**DATA FOR THE TASK**
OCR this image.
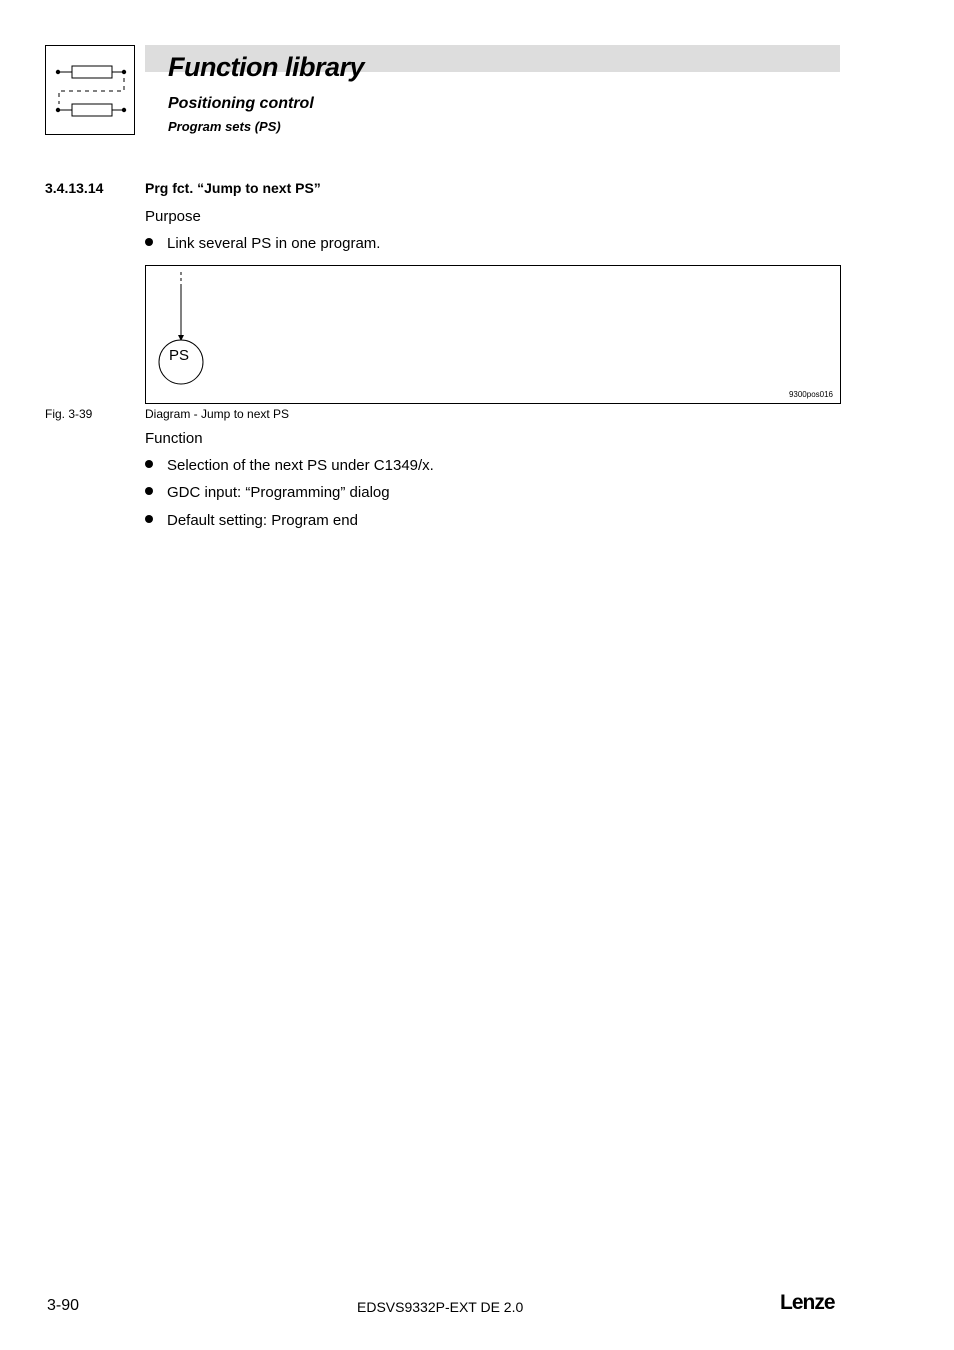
Function library
Positioning control
Program sets (PS)
3.4.13.14	Prg fct. “Jump to next PS”
Purpose
Link several PS in one program.
PS
9300pos016
Fig. 3-39	Diagram - Jump to next PS
Function
Selection of the next PS under C1349/x.
GDC input: “Programming” dialog
Default setting: Program end
3-90	EDSVS9332P-EXT DE 2.0	Lenze
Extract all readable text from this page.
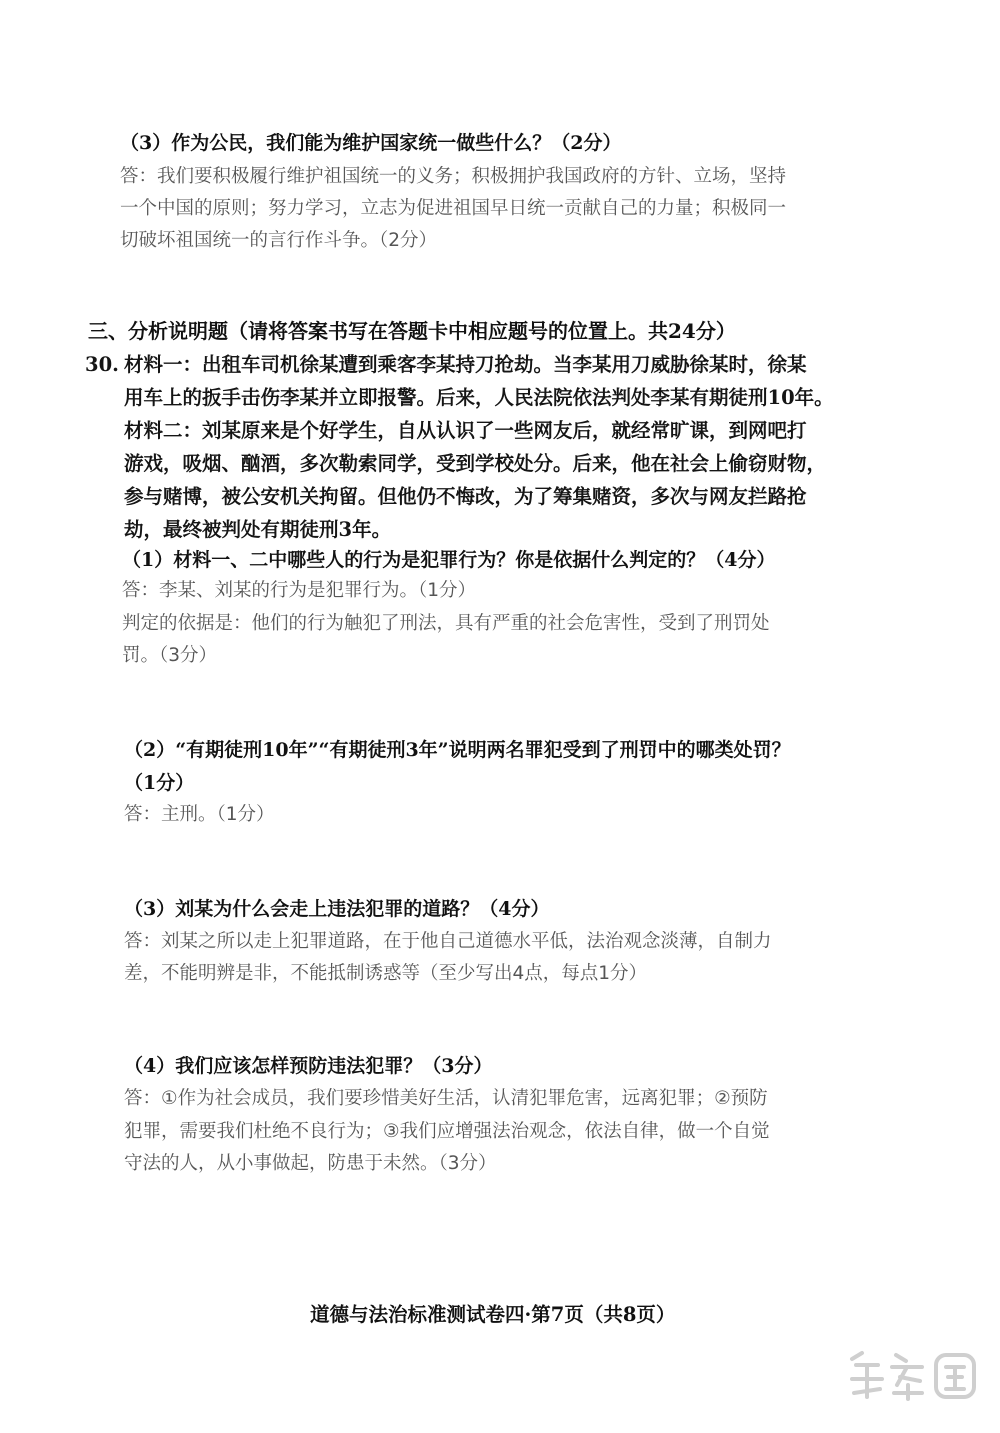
（3）作为公民，我们能为维护国家统一做些什么？（2分）
答：我们要积极履行维护祖国统一的义务；积极拥护我国政府的方针、立场，坚持
一个中国的原则；努力学习，立志为促进祖国早日统一贡献自己的力量；积极同一
切破坏祖国统一的言行作斗争。（2分）
三、分析说明题（请将答案书写在答题卡中相应题号的位置上。共24分）
30. 材料一：出租车司机徐某遭到乘客李某持刀抢劫。当李某用刀威胁徐某时，徐某
用车上的扳手击伤李某并立即报警。后来，人民法院依法判处李某有期徒刑10年。
材料二：刘某原来是个好学生，自从认识了一些网友后，就经常旷课，到网吧打
游戏，吸烟、酗酒，多次勒索同学，受到学校处分。后来，他在社会上偷窃财物，
参与赌博，被公安机关拘留。但他仍不悔改，为了筹集赌资，多次与网友拦路抢
劫，最终被判处有期徒刑3年。
（1）材料一、二中哪些人的行为是犯罪行为？你是依据什么判定的？（4分）
答：李某、刘某的行为是犯罪行为。（1分）
判定的依据是：他们的行为触犯了刑法，具有严重的社会危害性，受到了刑罚处
罚。（3分）
（2）“有期徒刑10年”“有期徒刑3年”说明两名罪犯受到了刑罚中的哪类处罚？
（1分）
答：主刑。（1分）
（3）刘某为什么会走上违法犯罪的道路？（4分）
答：刘某之所以走上犯罪道路，在于他自己道德水平低，法治观念淡薄，自制力
差，不能明辨是非，不能抵制诱惑等（至少写出4点，每点1分）
（4）我们应该怎样预防违法犯罪？（3分）
答：①作为社会成员，我们要珍惜美好生活，认清犯罪危害，远离犯罪；②预防
犯罪，需要我们杜绝不良行为；③我们应增强法治观念，依法自律，做一个自觉
守法的人，从小事做起，防患于未然。（3分）
道德与法治标准测试卷四·第7页（共8页）
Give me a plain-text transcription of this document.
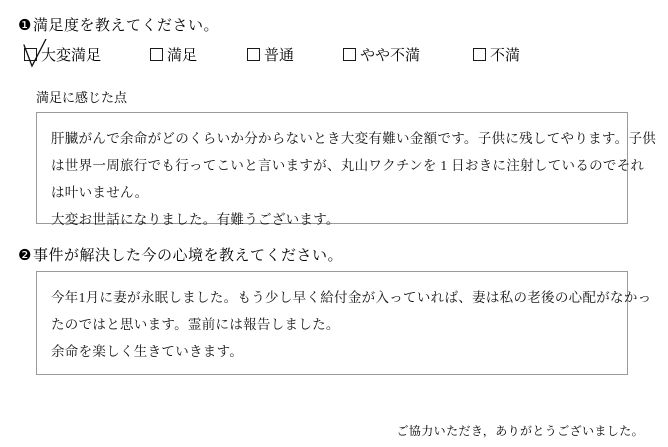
❶ 満足度を教えてください。
大変満足	満足	普通	やや不満	不満
満足に感じた点

肝臓がんで余命がどのくらいか分からないとき大変有難い金額です。子供に残してやります。子供

は世界一周旅行でも行ってこいと言いますが、丸山ワクチンを 1 日おきに注射しているのでそれ

は叶いません。

大変お世話になりました。有難うございます。

❷ 事件が解決した今の心境を教えてください。

今年1月に妻が永眠しました。もう少し早く給付金が入っていれば、妻は私の老後の心配がなかっ

たのではと思います。霊前には報告しました。

余命を楽しく生きていきます。

ご協力いただき，ありがとうございました。
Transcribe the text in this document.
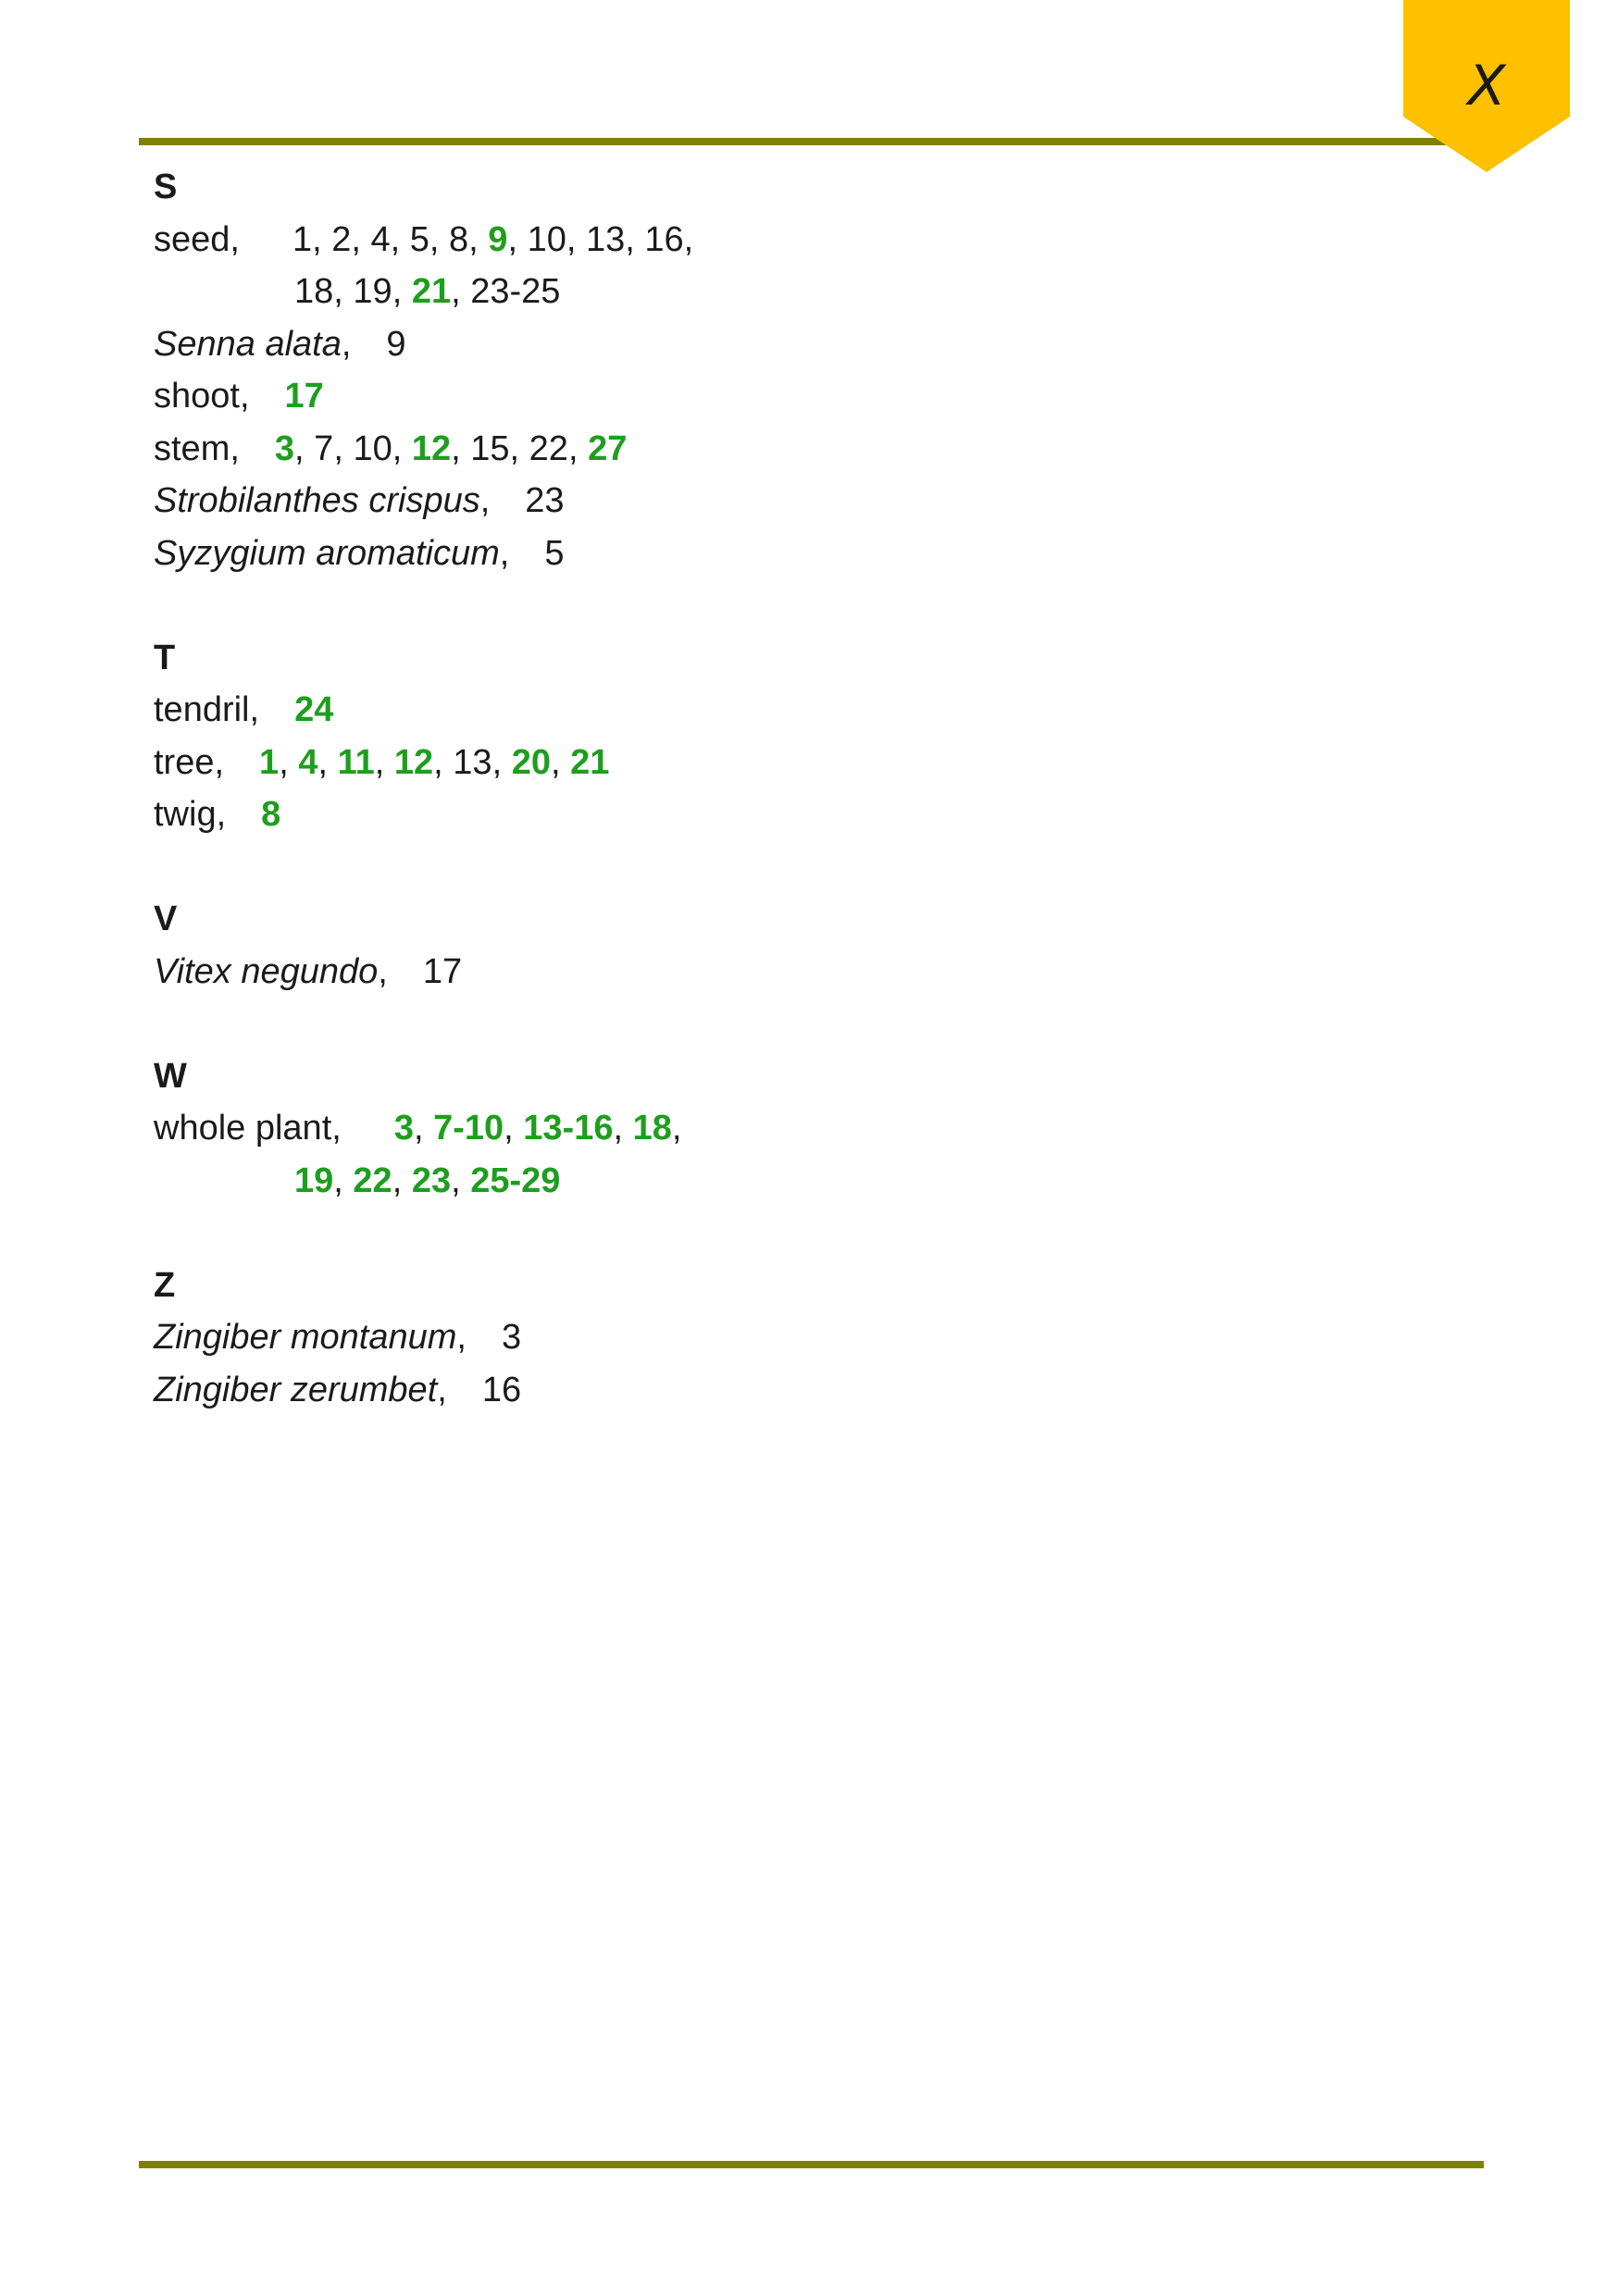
X
S
seed,   1, 2, 4, 5, 8, 9, 10, 13, 16,
18, 19, 21, 23-25
Senna alata,  9
shoot,  17
stem,  3, 7, 10, 12, 15, 22, 27
Strobilanthes crispus,  23
Syzygium aromaticum,  5
T
tendril,  24
tree,  1, 4, 11, 12, 13, 20, 21
twig,  8
V
Vitex negundo,  17
W
whole plant,   3, 7-10, 13-16, 18,
19, 22, 23, 25-29
Z
Zingiber montanum,  3
Zingiber zerumbet,  16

**TASK OBJECTIVE**
Write out the material above once more, exactly as it reads, with no pictures.

**SOLUTION TO THE PROBLEM**
OCR this image.
Function library
Positioning control
Program sets (PS)
3.4.13.14	Prg fct. “Jump to next PS”
Purpose
Link several PS in one program.
PS
9300pos016
Fig. 3-39	Diagram - Jump to next PS
Function
Selection of the next PS under C1349/x.
GDC input: “Programming” dialog
Default setting: Program end
3-90	EDSVS9332P-EXT DE 2.0	Lenze
Extract all readable text from this page.
（3）作为公民，我们能为维护国家统一做些什么？（2分）
答：我们要积极履行维护祖国统一的义务；积极拥护我国政府的方针、立场，坚持
一个中国的原则；努力学习，立志为促进祖国早日统一贡献自己的力量；积极同一
切破坏祖国统一的言行作斗争。（2分）
三、分析说明题（请将答案书写在答题卡中相应题号的位置上。共24分）
30. 材料一：出租车司机徐某遭到乘客李某持刀抢劫。当李某用刀威胁徐某时，徐某
用车上的扳手击伤李某并立即报警。后来，人民法院依法判处李某有期徒刑10年。
材料二：刘某原来是个好学生，自从认识了一些网友后，就经常旷课，到网吧打
游戏，吸烟、酗酒，多次勒索同学，受到学校处分。后来，他在社会上偷窃财物，
参与赌博，被公安机关拘留。但他仍不悔改，为了筹集赌资，多次与网友拦路抢
劫，最终被判处有期徒刑3年。
（1）材料一、二中哪些人的行为是犯罪行为？你是依据什么判定的？（4分）
答：李某、刘某的行为是犯罪行为。（1分）
判定的依据是：他们的行为触犯了刑法，具有严重的社会危害性，受到了刑罚处
罚。（3分）
（2）“有期徒刑10年”“有期徒刑3年”说明两名罪犯受到了刑罚中的哪类处罚？
（1分）
答：主刑。（1分）
（3）刘某为什么会走上违法犯罪的道路？（4分）
答：刘某之所以走上犯罪道路，在于他自己道德水平低，法治观念淡薄，自制力
差，不能明辨是非，不能抵制诱惑等（至少写出4点，每点1分）
（4）我们应该怎样预防违法犯罪？（3分）
答：①作为社会成员，我们要珍惜美好生活，认清犯罪危害，远离犯罪；②预防
犯罪，需要我们杜绝不良行为；③我们应增强法治观念，依法自律，做一个自觉
守法的人，从小事做起，防患于未然。（3分）
道德与法治标准测试卷四·第7页（共8页）
Give me a plain-text transcription of this document.
❶ 満足度を教えてください。
大変満足	満足	普通	やや不満	不満
満足に感じた点

肝臓がんで余命がどのくらいか分からないとき大変有難い金額です。子供に残してやります。子供

は世界一周旅行でも行ってこいと言いますが、丸山ワクチンを 1 日おきに注射しているのでそれ

は叶いません。

大変お世話になりました。有難うございます。

❷ 事件が解決した今の心境を教えてください。

今年1月に妻が永眠しました。もう少し早く給付金が入っていれば、妻は私の老後の心配がなかっ

たのではと思います。霊前には報告しました。

余命を楽しく生きていきます。

ご協力いただき，ありがとうございました。
Transcribe the text in this document.
X
S
seed,   1, 2, 4, 5, 8, 9, 10, 13, 16,
18, 19, 21, 23-25
Senna alata,  9
shoot,  17
stem,  3, 7, 10, 12, 15, 22, 27
Strobilanthes crispus,  23
Syzygium aromaticum,  5
T
tendril,  24
tree,  1, 4, 11, 12, 13, 20, 21
twig,  8
V
Vitex negundo,  17
W
whole plant,   3, 7-10, 13-16, 18,
19, 22, 23, 25-29
Z
Zingiber montanum,  3
Zingiber zerumbet,  16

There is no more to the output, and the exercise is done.